Exercise.
In the entries below, count every line containing "pieces". Reply with the number alone.

Exercise materials.
######
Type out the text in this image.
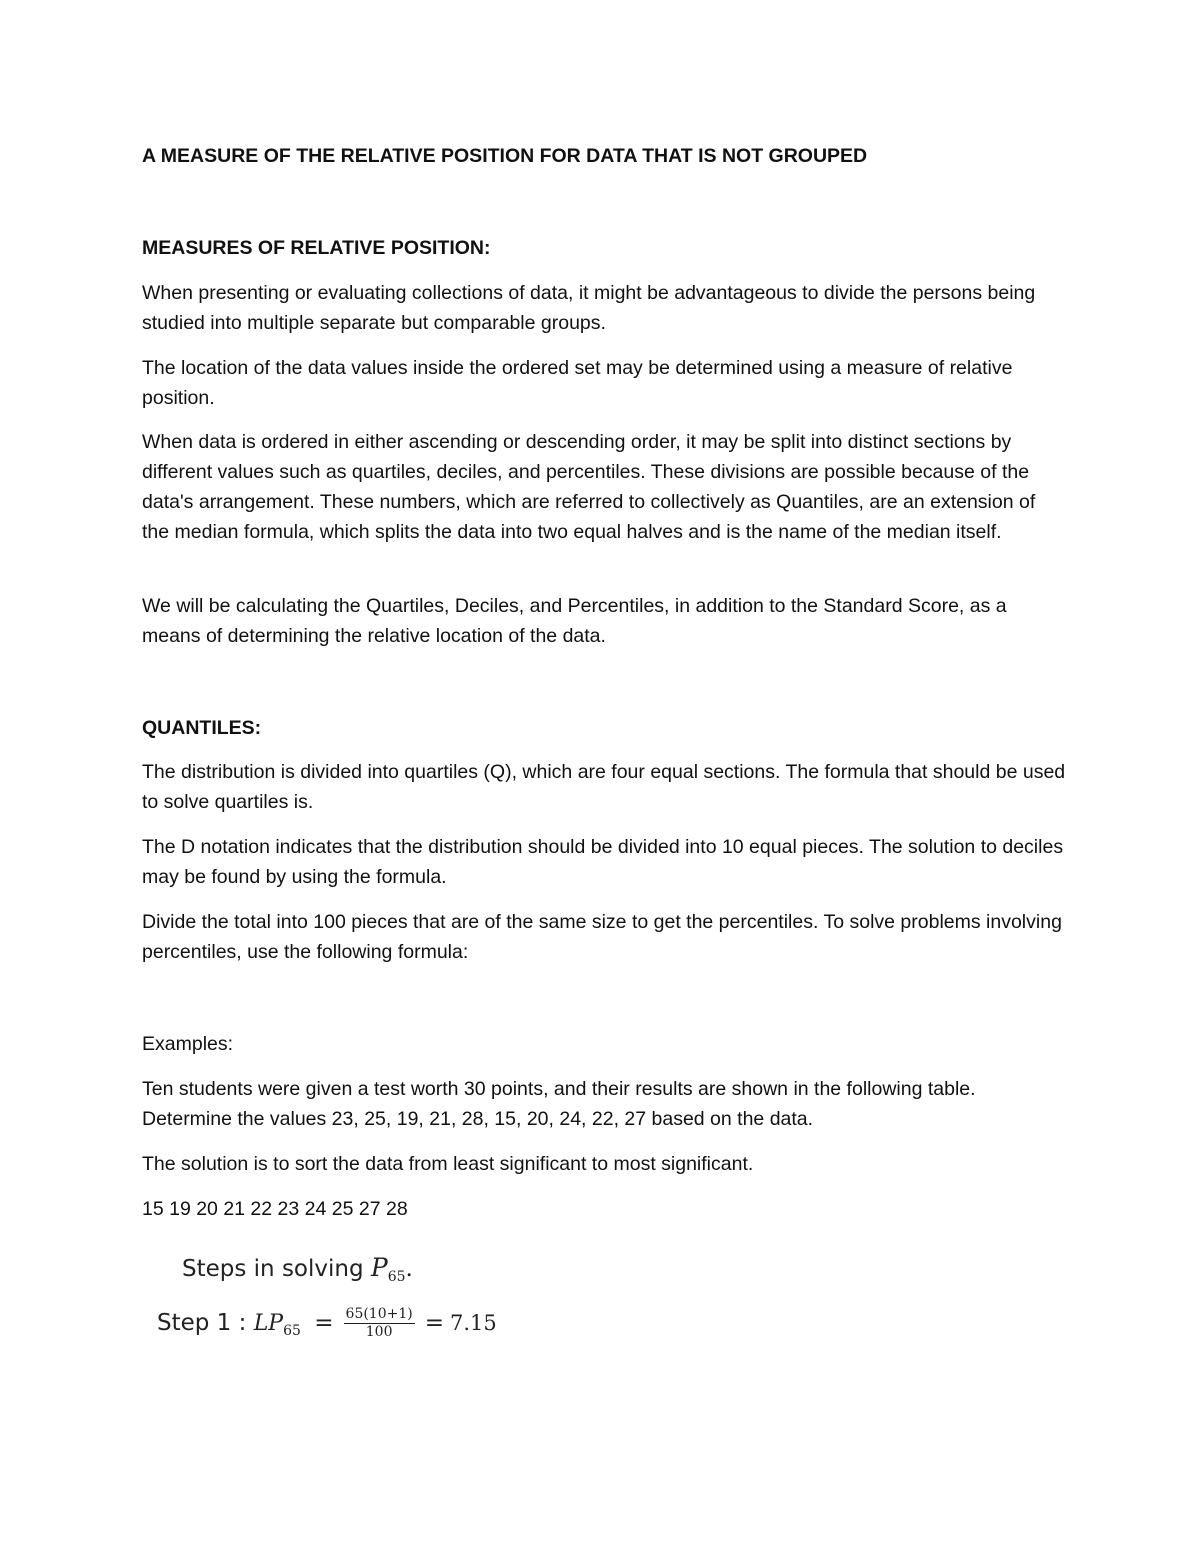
A MEASURE OF THE RELATIVE POSITION FOR DATA THAT IS NOT GROUPED
MEASURES OF RELATIVE POSITION:
When presenting or evaluating collections of data, it might be advantageous to divide the persons being studied into multiple separate but comparable groups.
The location of the data values inside the ordered set may be determined using a measure of relative position.
When data is ordered in either ascending or descending order, it may be split into distinct sections by different values such as quartiles, deciles, and percentiles. These divisions are possible because of the data's arrangement. These numbers, which are referred to collectively as Quantiles, are an extension of the median formula, which splits the data into two equal halves and is the name of the median itself.
We will be calculating the Quartiles, Deciles, and Percentiles, in addition to the Standard Score, as a means of determining the relative location of the data.
QUANTILES:
The distribution is divided into quartiles (Q), which are four equal sections. The formula that should be used to solve quartiles is.
The D notation indicates that the distribution should be divided into 10 equal pieces. The solution to deciles may be found by using the formula.
Divide the total into 100 pieces that are of the same size to get the percentiles. To solve problems involving percentiles, use the following formula:
Examples:
Ten students were given a test worth 30 points, and their results are shown in the following table. Determine the values 23, 25, 19, 21, 28, 15, 20, 24, 22, 27 based on the data.
The solution is to sort the data from least significant to most significant.
15 19 20 21 22 23 24 25 27 28
Steps in solving $P_{65}$.
Step 1 : $LP_{65} = \frac{65(10+1)}{100} = 7.15$
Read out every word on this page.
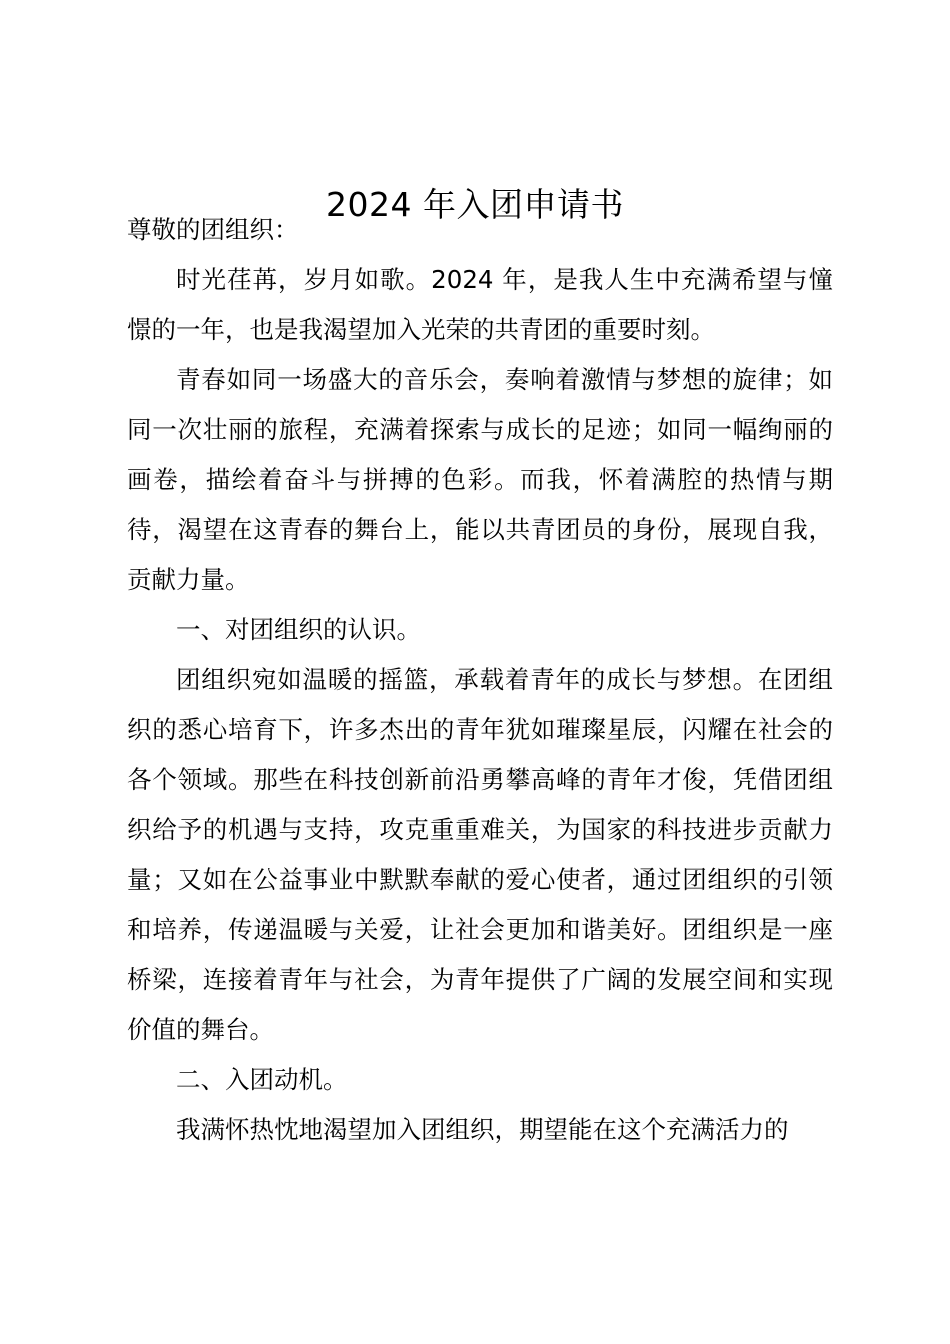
2024 年入团申请书

尊敬的团组织：

时光荏苒，岁月如歌。2024 年，是我人生中充满希望与憧憬的一年，也是我渴望加入光荣的共青团的重要时刻。

青春如同一场盛大的音乐会，奏响着激情与梦想的旋律；如同一次壮丽的旅程，充满着探索与成长的足迹；如同一幅绚丽的画卷，描绘着奋斗与拼搏的色彩。而我，怀着满腔的热情与期待，渴望在这青春的舞台上，能以共青团员的身份，展现自我，贡献力量。

一、对团组织的认识。

团组织宛如温暖的摇篮，承载着青年的成长与梦想。在团组织的悉心培育下，许多杰出的青年犹如璀璨星辰，闪耀在社会的各个领域。那些在科技创新前沿勇攀高峰的青年才俊，凭借团组织给予的机遇与支持，攻克重重难关，为国家的科技进步贡献力量；又如在公益事业中默默奉献的爱心使者，通过团组织的引领和培养，传递温暖与关爱，让社会更加和谐美好。团组织是一座桥梁，连接着青年与社会，为青年提供了广阔的发展空间和实现价值的舞台。

二、入团动机。

我满怀热忱地渴望加入团组织，期望能在这个充满活力的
######
Reply.
2